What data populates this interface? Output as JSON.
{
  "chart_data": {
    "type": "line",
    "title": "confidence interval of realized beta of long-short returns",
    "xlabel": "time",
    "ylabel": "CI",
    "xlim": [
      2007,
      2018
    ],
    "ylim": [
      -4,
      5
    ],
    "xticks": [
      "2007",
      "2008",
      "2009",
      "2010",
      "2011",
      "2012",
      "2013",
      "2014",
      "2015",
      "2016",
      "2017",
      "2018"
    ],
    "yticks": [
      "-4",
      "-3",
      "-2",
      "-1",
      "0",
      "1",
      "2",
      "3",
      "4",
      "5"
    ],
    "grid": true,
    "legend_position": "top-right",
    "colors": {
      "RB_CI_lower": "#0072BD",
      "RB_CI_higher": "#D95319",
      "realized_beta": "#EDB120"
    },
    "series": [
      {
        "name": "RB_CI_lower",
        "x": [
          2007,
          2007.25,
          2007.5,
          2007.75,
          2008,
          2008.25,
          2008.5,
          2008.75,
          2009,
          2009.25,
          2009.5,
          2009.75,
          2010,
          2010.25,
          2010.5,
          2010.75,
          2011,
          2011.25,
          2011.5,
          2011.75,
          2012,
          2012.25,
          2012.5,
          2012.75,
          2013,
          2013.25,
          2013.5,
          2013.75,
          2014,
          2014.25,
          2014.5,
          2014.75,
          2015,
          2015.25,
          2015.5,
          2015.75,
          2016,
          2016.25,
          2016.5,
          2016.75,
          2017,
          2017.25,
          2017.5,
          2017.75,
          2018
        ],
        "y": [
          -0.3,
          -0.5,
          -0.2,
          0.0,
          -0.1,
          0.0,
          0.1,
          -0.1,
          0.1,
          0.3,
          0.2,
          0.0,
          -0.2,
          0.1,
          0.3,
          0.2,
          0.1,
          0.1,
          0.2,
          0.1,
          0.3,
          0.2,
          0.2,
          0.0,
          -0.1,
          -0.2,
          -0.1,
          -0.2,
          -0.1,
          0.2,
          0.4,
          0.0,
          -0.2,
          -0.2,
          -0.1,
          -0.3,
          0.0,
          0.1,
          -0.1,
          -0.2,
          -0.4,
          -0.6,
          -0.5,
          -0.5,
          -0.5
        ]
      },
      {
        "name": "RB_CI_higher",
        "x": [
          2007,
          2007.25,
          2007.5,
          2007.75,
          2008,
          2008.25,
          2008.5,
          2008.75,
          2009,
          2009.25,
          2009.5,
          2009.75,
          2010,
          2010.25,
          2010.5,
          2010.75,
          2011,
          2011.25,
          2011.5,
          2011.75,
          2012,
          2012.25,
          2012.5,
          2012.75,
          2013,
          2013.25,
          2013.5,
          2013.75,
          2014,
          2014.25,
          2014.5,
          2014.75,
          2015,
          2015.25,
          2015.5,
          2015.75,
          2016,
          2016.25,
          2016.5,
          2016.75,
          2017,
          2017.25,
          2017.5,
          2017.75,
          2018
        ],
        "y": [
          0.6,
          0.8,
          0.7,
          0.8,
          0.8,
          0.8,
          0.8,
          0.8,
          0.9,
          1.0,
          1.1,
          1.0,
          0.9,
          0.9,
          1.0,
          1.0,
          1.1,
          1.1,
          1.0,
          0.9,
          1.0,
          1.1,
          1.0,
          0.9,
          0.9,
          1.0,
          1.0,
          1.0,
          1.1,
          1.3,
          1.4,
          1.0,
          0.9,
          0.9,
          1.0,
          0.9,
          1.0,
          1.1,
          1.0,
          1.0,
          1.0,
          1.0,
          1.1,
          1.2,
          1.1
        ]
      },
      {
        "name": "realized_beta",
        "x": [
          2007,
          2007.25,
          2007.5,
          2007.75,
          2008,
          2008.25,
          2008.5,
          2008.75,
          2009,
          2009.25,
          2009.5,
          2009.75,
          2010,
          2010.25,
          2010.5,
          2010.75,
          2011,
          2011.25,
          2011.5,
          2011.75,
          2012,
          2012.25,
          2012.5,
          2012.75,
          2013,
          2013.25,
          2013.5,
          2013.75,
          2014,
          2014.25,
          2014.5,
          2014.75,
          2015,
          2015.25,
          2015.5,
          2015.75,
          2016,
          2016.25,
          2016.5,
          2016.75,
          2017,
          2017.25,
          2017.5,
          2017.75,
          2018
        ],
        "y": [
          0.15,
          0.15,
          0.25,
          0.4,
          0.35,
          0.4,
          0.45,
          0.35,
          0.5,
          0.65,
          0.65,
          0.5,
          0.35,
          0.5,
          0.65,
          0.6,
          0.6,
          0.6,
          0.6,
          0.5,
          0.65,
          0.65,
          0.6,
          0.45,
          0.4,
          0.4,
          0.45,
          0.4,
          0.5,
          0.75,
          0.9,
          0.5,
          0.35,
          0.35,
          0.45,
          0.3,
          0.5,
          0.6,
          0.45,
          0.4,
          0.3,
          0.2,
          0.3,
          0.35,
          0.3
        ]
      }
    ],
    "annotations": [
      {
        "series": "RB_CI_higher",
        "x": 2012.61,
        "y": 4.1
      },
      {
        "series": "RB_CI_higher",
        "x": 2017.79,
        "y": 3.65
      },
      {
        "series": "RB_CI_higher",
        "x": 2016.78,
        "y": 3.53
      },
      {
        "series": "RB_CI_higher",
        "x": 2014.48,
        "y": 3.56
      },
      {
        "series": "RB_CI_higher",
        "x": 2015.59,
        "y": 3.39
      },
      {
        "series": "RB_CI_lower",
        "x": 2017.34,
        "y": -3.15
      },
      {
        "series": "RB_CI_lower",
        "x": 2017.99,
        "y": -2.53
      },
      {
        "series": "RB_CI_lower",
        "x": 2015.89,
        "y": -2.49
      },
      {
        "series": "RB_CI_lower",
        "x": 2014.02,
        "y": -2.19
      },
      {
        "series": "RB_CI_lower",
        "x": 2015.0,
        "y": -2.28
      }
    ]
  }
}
---
OBJECTIVE: Output each entry precisely as given.

WRITTEN SOLUTION:
What data populates this interface? Output as JSON.
{
  "chart_data": {
    "type": "line",
    "title": "confidence interval of realized beta of long-short returns",
    "xlabel": "time",
    "ylabel": "CI",
    "xlim": [
      2007,
      2018
    ],
    "ylim": [
      -4,
      5
    ],
    "xticks": [
      "2007",
      "2008",
      "2009",
      "2010",
      "2011",
      "2012",
      "2013",
      "2014",
      "2015",
      "2016",
      "2017",
      "2018"
    ],
    "yticks": [
      "-4",
      "-3",
      "-2",
      "-1",
      "0",
      "1",
      "2",
      "3",
      "4",
      "5"
    ],
    "grid": true,
    "legend_position": "top-right",
    "colors": {
      "RB_CI_lower": "#0072BD",
      "RB_CI_higher": "#D95319",
      "realized_beta": "#EDB120"
    },
    "series": [
      {
        "name": "RB_CI_lower",
        "x": [
          2007,
          2007.25,
          2007.5,
          2007.75,
          2008,
          2008.25,
          2008.5,
          2008.75,
          2009,
          2009.25,
          2009.5,
          2009.75,
          2010,
          2010.25,
          2010.5,
          2010.75,
          2011,
          2011.25,
          2011.5,
          2011.75,
          2012,
          2012.25,
          2012.5,
          2012.75,
          2013,
          2013.25,
          2013.5,
          2013.75,
          2014,
          2014.25,
          2014.5,
          2014.75,
          2015,
          2015.25,
          2015.5,
          2015.75,
          2016,
          2016.25,
          2016.5,
          2016.75,
          2017,
          2017.25,
          2017.5,
          2017.75,
          2018
        ],
        "y": [
          -0.3,
          -0.5,
          -0.2,
          0.0,
          -0.1,
          0.0,
          0.1,
          -0.1,
          0.1,
          0.3,
          0.2,
          0.0,
          -0.2,
          0.1,
          0.3,
          0.2,
          0.1,
          0.1,
          0.2,
          0.1,
          0.3,
          0.2,
          0.2,
          0.0,
          -0.1,
          -0.2,
          -0.1,
          -0.2,
          -0.1,
          0.2,
          0.4,
          0.0,
          -0.2,
          -0.2,
          -0.1,
          -0.3,
          0.0,
          0.1,
          -0.1,
          -0.2,
          -0.4,
          -0.6,
          -0.5,
          -0.5,
          -0.5
        ]
      },
      {
        "name": "RB_CI_higher",
        "x": [
          2007,
          2007.25,
          2007.5,
          2007.75,
          2008,
          2008.25,
          2008.5,
          2008.75,
          2009,
          2009.25,
          2009.5,
          2009.75,
          2010,
          2010.25,
          2010.5,
          2010.75,
          2011,
          2011.25,
          2011.5,
          2011.75,
          2012,
          2012.25,
          2012.5,
          2012.75,
          2013,
          2013.25,
          2013.5,
          2013.75,
          2014,
          2014.25,
          2014.5,
          2014.75,
          2015,
          2015.25,
          2015.5,
          2015.75,
          2016,
          2016.25,
          2016.5,
          2016.75,
          2017,
          2017.25,
          2017.5,
          2017.75,
          2018
        ],
        "y": [
          0.6,
          0.8,
          0.7,
          0.8,
          0.8,
          0.8,
          0.8,
          0.8,
          0.9,
          1.0,
          1.1,
          1.0,
          0.9,
          0.9,
          1.0,
          1.0,
          1.1,
          1.1,
          1.0,
          0.9,
          1.0,
          1.1,
          1.0,
          0.9,
          0.9,
          1.0,
          1.0,
          1.0,
          1.1,
          1.3,
          1.4,
          1.0,
          0.9,
          0.9,
          1.0,
          0.9,
          1.0,
          1.1,
          1.0,
          1.0,
          1.0,
          1.0,
          1.1,
          1.2,
          1.1
        ]
      },
      {
        "name": "realized_beta",
        "x": [
          2007,
          2007.25,
          2007.5,
          2007.75,
          2008,
          2008.25,
          2008.5,
          2008.75,
          2009,
          2009.25,
          2009.5,
          2009.75,
          2010,
          2010.25,
          2010.5,
          2010.75,
          2011,
          2011.25,
          2011.5,
          2011.75,
          2012,
          2012.25,
          2012.5,
          2012.75,
          2013,
          2013.25,
          2013.5,
          2013.75,
          2014,
          2014.25,
          2014.5,
          2014.75,
          2015,
          2015.25,
          2015.5,
          2015.75,
          2016,
          2016.25,
          2016.5,
          2016.75,
          2017,
          2017.25,
          2017.5,
          2017.75,
          2018
        ],
        "y": [
          0.15,
          0.15,
          0.25,
          0.4,
          0.35,
          0.4,
          0.45,
          0.35,
          0.5,
          0.65,
          0.65,
          0.5,
          0.35,
          0.5,
          0.65,
          0.6,
          0.6,
          0.6,
          0.6,
          0.5,
          0.65,
          0.65,
          0.6,
          0.45,
          0.4,
          0.4,
          0.45,
          0.4,
          0.5,
          0.75,
          0.9,
          0.5,
          0.35,
          0.35,
          0.45,
          0.3,
          0.5,
          0.6,
          0.45,
          0.4,
          0.3,
          0.2,
          0.3,
          0.35,
          0.3
        ]
      }
    ],
    "annotations": [
      {
        "series": "RB_CI_higher",
        "x": 2012.61,
        "y": 4.1
      },
      {
        "series": "RB_CI_higher",
        "x": 2017.79,
        "y": 3.65
      },
      {
        "series": "RB_CI_higher",
        "x": 2016.78,
        "y": 3.53
      },
      {
        "series": "RB_CI_higher",
        "x": 2014.48,
        "y": 3.56
      },
      {
        "series": "RB_CI_higher",
        "x": 2015.59,
        "y": 3.39
      },
      {
        "series": "RB_CI_lower",
        "x": 2017.34,
        "y": -3.15
      },
      {
        "series": "RB_CI_lower",
        "x": 2017.99,
        "y": -2.53
      },
      {
        "series": "RB_CI_lower",
        "x": 2015.89,
        "y": -2.49
      },
      {
        "series": "RB_CI_lower",
        "x": 2014.02,
        "y": -2.19
      },
      {
        "series": "RB_CI_lower",
        "x": 2015.0,
        "y": -2.28
      }
    ]
  }
}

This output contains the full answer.